>> BEGIN Supplied information

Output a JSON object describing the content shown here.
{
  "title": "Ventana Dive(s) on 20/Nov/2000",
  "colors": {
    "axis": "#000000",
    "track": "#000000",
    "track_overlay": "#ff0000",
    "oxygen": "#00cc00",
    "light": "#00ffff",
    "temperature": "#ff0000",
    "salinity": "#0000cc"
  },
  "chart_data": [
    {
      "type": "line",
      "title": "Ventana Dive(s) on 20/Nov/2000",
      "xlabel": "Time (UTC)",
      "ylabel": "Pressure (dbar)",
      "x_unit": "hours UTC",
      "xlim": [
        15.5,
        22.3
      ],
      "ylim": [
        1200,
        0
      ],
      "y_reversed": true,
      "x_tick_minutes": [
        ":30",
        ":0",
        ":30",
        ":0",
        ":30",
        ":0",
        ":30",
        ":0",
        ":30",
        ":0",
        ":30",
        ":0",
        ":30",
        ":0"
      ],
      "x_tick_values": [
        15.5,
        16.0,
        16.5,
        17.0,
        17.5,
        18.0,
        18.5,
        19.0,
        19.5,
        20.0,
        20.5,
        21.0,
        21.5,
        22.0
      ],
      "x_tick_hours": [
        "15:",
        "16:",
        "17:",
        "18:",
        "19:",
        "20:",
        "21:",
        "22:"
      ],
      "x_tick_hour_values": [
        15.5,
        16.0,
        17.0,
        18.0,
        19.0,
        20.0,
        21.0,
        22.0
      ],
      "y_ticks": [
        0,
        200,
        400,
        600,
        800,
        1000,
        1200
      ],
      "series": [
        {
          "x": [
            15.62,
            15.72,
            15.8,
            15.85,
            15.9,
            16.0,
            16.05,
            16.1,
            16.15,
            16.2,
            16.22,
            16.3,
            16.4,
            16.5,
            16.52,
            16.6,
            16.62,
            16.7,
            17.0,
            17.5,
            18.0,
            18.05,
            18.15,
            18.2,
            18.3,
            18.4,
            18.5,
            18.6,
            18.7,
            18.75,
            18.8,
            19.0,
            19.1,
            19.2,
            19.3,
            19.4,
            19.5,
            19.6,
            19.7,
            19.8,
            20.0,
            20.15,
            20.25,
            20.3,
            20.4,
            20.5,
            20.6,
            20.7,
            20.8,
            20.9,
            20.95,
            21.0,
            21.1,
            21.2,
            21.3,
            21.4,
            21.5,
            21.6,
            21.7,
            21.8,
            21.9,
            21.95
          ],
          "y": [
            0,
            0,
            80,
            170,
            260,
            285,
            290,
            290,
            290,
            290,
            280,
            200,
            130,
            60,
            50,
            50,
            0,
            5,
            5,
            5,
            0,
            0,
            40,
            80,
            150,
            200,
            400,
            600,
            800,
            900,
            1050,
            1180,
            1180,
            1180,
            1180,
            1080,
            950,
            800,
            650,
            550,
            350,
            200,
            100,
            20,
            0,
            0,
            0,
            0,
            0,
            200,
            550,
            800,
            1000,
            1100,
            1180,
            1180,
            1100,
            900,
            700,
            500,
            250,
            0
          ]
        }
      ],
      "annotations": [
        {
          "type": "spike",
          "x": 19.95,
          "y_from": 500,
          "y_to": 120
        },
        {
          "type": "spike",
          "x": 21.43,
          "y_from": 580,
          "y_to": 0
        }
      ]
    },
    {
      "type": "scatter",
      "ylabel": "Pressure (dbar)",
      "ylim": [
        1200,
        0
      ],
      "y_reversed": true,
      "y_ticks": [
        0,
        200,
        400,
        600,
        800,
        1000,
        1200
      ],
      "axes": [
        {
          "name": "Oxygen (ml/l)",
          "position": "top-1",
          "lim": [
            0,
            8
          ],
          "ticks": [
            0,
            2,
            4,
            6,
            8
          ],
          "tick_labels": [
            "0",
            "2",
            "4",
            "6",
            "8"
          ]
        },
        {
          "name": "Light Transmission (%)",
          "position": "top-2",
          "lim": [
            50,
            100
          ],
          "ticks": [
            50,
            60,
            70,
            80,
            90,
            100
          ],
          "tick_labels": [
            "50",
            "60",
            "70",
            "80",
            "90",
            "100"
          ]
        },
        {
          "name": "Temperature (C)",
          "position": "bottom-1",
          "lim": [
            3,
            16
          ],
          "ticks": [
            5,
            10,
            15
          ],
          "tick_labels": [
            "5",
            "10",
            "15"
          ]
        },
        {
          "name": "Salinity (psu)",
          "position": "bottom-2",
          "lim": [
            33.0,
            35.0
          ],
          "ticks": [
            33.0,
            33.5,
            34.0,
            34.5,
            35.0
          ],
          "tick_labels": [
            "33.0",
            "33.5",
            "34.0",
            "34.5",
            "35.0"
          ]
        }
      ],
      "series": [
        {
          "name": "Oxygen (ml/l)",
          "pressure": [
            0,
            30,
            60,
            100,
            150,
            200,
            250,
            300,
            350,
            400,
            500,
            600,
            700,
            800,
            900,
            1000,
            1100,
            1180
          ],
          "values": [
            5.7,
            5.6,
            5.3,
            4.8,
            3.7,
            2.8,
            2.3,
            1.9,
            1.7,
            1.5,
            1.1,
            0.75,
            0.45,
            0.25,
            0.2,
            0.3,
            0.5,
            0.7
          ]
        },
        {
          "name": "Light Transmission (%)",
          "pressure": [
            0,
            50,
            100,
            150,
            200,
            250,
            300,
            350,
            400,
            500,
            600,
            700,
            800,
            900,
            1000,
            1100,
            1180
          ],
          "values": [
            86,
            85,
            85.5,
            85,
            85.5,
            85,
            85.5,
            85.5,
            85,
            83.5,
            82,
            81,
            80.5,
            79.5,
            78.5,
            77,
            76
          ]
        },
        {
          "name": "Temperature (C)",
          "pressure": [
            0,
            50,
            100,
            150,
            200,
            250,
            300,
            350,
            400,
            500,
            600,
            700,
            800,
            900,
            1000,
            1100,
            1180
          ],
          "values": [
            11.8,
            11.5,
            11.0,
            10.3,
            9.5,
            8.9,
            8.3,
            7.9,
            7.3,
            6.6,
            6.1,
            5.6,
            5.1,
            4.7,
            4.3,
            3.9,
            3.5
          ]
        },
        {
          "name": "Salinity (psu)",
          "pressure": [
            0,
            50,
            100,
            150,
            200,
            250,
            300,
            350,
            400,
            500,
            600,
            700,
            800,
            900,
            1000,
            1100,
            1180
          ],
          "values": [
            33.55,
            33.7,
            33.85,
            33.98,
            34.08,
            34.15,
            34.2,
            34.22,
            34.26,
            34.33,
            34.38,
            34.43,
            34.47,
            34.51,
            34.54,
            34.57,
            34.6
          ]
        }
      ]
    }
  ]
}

>> END Supplied information

Given problem: Print the listing above in full, exactly as it is.

The result:
Output a JSON object describing the content shown here.
{
  "title": "Ventana Dive(s) on 20/Nov/2000",
  "colors": {
    "axis": "#000000",
    "track": "#000000",
    "track_overlay": "#ff0000",
    "oxygen": "#00cc00",
    "light": "#00ffff",
    "temperature": "#ff0000",
    "salinity": "#0000cc"
  },
  "chart_data": [
    {
      "type": "line",
      "title": "Ventana Dive(s) on 20/Nov/2000",
      "xlabel": "Time (UTC)",
      "ylabel": "Pressure (dbar)",
      "x_unit": "hours UTC",
      "xlim": [
        15.5,
        22.3
      ],
      "ylim": [
        1200,
        0
      ],
      "y_reversed": true,
      "x_tick_minutes": [
        ":30",
        ":0",
        ":30",
        ":0",
        ":30",
        ":0",
        ":30",
        ":0",
        ":30",
        ":0",
        ":30",
        ":0",
        ":30",
        ":0"
      ],
      "x_tick_values": [
        15.5,
        16.0,
        16.5,
        17.0,
        17.5,
        18.0,
        18.5,
        19.0,
        19.5,
        20.0,
        20.5,
        21.0,
        21.5,
        22.0
      ],
      "x_tick_hours": [
        "15:",
        "16:",
        "17:",
        "18:",
        "19:",
        "20:",
        "21:",
        "22:"
      ],
      "x_tick_hour_values": [
        15.5,
        16.0,
        17.0,
        18.0,
        19.0,
        20.0,
        21.0,
        22.0
      ],
      "y_ticks": [
        0,
        200,
        400,
        600,
        800,
        1000,
        1200
      ],
      "series": [
        {
          "x": [
            15.62,
            15.72,
            15.8,
            15.85,
            15.9,
            16.0,
            16.05,
            16.1,
            16.15,
            16.2,
            16.22,
            16.3,
            16.4,
            16.5,
            16.52,
            16.6,
            16.62,
            16.7,
            17.0,
            17.5,
            18.0,
            18.05,
            18.15,
            18.2,
            18.3,
            18.4,
            18.5,
            18.6,
            18.7,
            18.75,
            18.8,
            19.0,
            19.1,
            19.2,
            19.3,
            19.4,
            19.5,
            19.6,
            19.7,
            19.8,
            20.0,
            20.15,
            20.25,
            20.3,
            20.4,
            20.5,
            20.6,
            20.7,
            20.8,
            20.9,
            20.95,
            21.0,
            21.1,
            21.2,
            21.3,
            21.4,
            21.5,
            21.6,
            21.7,
            21.8,
            21.9,
            21.95
          ],
          "y": [
            0,
            0,
            80,
            170,
            260,
            285,
            290,
            290,
            290,
            290,
            280,
            200,
            130,
            60,
            50,
            50,
            0,
            5,
            5,
            5,
            0,
            0,
            40,
            80,
            150,
            200,
            400,
            600,
            800,
            900,
            1050,
            1180,
            1180,
            1180,
            1180,
            1080,
            950,
            800,
            650,
            550,
            350,
            200,
            100,
            20,
            0,
            0,
            0,
            0,
            0,
            200,
            550,
            800,
            1000,
            1100,
            1180,
            1180,
            1100,
            900,
            700,
            500,
            250,
            0
          ]
        }
      ],
      "annotations": [
        {
          "type": "spike",
          "x": 19.95,
          "y_from": 500,
          "y_to": 120
        },
        {
          "type": "spike",
          "x": 21.43,
          "y_from": 580,
          "y_to": 0
        }
      ]
    },
    {
      "type": "scatter",
      "ylabel": "Pressure (dbar)",
      "ylim": [
        1200,
        0
      ],
      "y_reversed": true,
      "y_ticks": [
        0,
        200,
        400,
        600,
        800,
        1000,
        1200
      ],
      "axes": [
        {
          "name": "Oxygen (ml/l)",
          "position": "top-1",
          "lim": [
            0,
            8
          ],
          "ticks": [
            0,
            2,
            4,
            6,
            8
          ],
          "tick_labels": [
            "0",
            "2",
            "4",
            "6",
            "8"
          ]
        },
        {
          "name": "Light Transmission (%)",
          "position": "top-2",
          "lim": [
            50,
            100
          ],
          "ticks": [
            50,
            60,
            70,
            80,
            90,
            100
          ],
          "tick_labels": [
            "50",
            "60",
            "70",
            "80",
            "90",
            "100"
          ]
        },
        {
          "name": "Temperature (C)",
          "position": "bottom-1",
          "lim": [
            3,
            16
          ],
          "ticks": [
            5,
            10,
            15
          ],
          "tick_labels": [
            "5",
            "10",
            "15"
          ]
        },
        {
          "name": "Salinity (psu)",
          "position": "bottom-2",
          "lim": [
            33.0,
            35.0
          ],
          "ticks": [
            33.0,
            33.5,
            34.0,
            34.5,
            35.0
          ],
          "tick_labels": [
            "33.0",
            "33.5",
            "34.0",
            "34.5",
            "35.0"
          ]
        }
      ],
      "series": [
        {
          "name": "Oxygen (ml/l)",
          "pressure": [
            0,
            30,
            60,
            100,
            150,
            200,
            250,
            300,
            350,
            400,
            500,
            600,
            700,
            800,
            900,
            1000,
            1100,
            1180
          ],
          "values": [
            5.7,
            5.6,
            5.3,
            4.8,
            3.7,
            2.8,
            2.3,
            1.9,
            1.7,
            1.5,
            1.1,
            0.75,
            0.45,
            0.25,
            0.2,
            0.3,
            0.5,
            0.7
          ]
        },
        {
          "name": "Light Transmission (%)",
          "pressure": [
            0,
            50,
            100,
            150,
            200,
            250,
            300,
            350,
            400,
            500,
            600,
            700,
            800,
            900,
            1000,
            1100,
            1180
          ],
          "values": [
            86,
            85,
            85.5,
            85,
            85.5,
            85,
            85.5,
            85.5,
            85,
            83.5,
            82,
            81,
            80.5,
            79.5,
            78.5,
            77,
            76
          ]
        },
        {
          "name": "Temperature (C)",
          "pressure": [
            0,
            50,
            100,
            150,
            200,
            250,
            300,
            350,
            400,
            500,
            600,
            700,
            800,
            900,
            1000,
            1100,
            1180
          ],
          "values": [
            11.8,
            11.5,
            11.0,
            10.3,
            9.5,
            8.9,
            8.3,
            7.9,
            7.3,
            6.6,
            6.1,
            5.6,
            5.1,
            4.7,
            4.3,
            3.9,
            3.5
          ]
        },
        {
          "name": "Salinity (psu)",
          "pressure": [
            0,
            50,
            100,
            150,
            200,
            250,
            300,
            350,
            400,
            500,
            600,
            700,
            800,
            900,
            1000,
            1100,
            1180
          ],
          "values": [
            33.55,
            33.7,
            33.85,
            33.98,
            34.08,
            34.15,
            34.2,
            34.22,
            34.26,
            34.33,
            34.38,
            34.43,
            34.47,
            34.51,
            34.54,
            34.57,
            34.6
          ]
        }
      ]
    }
  ]
}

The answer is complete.